What you will do:
Retype all of the data exactly as given.

Extracted records
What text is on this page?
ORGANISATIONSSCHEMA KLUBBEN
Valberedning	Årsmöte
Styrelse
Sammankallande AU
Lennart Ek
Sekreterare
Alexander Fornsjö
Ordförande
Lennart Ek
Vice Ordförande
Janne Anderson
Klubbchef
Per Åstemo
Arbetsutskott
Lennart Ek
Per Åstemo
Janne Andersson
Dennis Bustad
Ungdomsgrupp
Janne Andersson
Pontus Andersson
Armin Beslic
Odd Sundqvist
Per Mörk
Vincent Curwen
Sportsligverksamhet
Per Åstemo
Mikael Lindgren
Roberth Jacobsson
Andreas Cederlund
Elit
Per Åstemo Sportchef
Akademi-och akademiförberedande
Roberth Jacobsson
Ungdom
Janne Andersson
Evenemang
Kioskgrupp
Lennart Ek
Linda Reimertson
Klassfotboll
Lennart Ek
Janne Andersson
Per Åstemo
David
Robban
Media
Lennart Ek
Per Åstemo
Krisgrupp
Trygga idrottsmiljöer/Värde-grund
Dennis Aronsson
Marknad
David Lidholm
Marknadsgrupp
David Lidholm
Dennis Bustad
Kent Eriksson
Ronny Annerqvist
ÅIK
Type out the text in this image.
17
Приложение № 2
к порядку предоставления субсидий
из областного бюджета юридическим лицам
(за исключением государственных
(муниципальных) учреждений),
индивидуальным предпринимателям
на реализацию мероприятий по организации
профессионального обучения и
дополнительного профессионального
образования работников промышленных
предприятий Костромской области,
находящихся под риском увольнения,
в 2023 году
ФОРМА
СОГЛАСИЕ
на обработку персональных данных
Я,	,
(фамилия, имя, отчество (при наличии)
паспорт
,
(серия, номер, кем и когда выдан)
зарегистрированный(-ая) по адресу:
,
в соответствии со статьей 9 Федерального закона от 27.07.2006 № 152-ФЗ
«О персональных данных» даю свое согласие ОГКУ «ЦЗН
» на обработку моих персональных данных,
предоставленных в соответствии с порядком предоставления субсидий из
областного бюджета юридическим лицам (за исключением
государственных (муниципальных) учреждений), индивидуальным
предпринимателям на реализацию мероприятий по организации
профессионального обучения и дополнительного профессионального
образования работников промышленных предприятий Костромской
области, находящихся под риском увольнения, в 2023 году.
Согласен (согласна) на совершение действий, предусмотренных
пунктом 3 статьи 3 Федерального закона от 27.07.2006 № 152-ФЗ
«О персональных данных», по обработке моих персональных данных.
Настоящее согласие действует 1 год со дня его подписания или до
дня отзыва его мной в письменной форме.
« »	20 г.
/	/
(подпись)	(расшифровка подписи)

Expected answer:
What text is on this page?
ORGANISATIONSSCHEMA KLUBBEN
Valberedning	Årsmöte
Styrelse
Sammankallande AU
Lennart Ek
Sekreterare
Alexander Fornsjö
Ordförande
Lennart Ek
Vice Ordförande
Janne Anderson
Klubbchef
Per Åstemo
Arbetsutskott
Lennart Ek
Per Åstemo
Janne Andersson
Dennis Bustad
Ungdomsgrupp
Janne Andersson
Pontus Andersson
Armin Beslic
Odd Sundqvist
Per Mörk
Vincent Curwen
Sportsligverksamhet
Per Åstemo
Mikael Lindgren
Roberth Jacobsson
Andreas Cederlund
Elit
Per Åstemo Sportchef
Akademi-och akademiförberedande
Roberth Jacobsson
Ungdom
Janne Andersson
Evenemang
Kioskgrupp
Lennart Ek
Linda Reimertson
Klassfotboll
Lennart Ek
Janne Andersson
Per Åstemo
David
Robban
Media
Lennart Ek
Per Åstemo
Krisgrupp
Trygga idrottsmiljöer/Värde-grund
Dennis Aronsson
Marknad
David Lidholm
Marknadsgrupp
David Lidholm
Dennis Bustad
Kent Eriksson
Ronny Annerqvist
ÅIK
Type out the text in this image.
17
Приложение № 2
к порядку предоставления субсидий
из областного бюджета юридическим лицам
(за исключением государственных
(муниципальных) учреждений),
индивидуальным предпринимателям
на реализацию мероприятий по организации
профессионального обучения и
дополнительного профессионального
образования работников промышленных
предприятий Костромской области,
находящихся под риском увольнения,
в 2023 году
ФОРМА
СОГЛАСИЕ
на обработку персональных данных
Я,	,
(фамилия, имя, отчество (при наличии)
паспорт
,
(серия, номер, кем и когда выдан)
зарегистрированный(-ая) по адресу:
,
в соответствии со статьей 9 Федерального закона от 27.07.2006 № 152-ФЗ
«О персональных данных» даю свое согласие ОГКУ «ЦЗН
» на обработку моих персональных данных,
предоставленных в соответствии с порядком предоставления субсидий из
областного бюджета юридическим лицам (за исключением
государственных (муниципальных) учреждений), индивидуальным
предпринимателям на реализацию мероприятий по организации
профессионального обучения и дополнительного профессионального
образования работников промышленных предприятий Костромской
области, находящихся под риском увольнения, в 2023 году.
Согласен (согласна) на совершение действий, предусмотренных
пунктом 3 статьи 3 Федерального закона от 27.07.2006 № 152-ФЗ
«О персональных данных», по обработке моих персональных данных.
Настоящее согласие действует 1 год со дня его подписания или до
дня отзыва его мной в письменной форме.
« »	20 г.
/	/
(подпись)	(расшифровка подписи)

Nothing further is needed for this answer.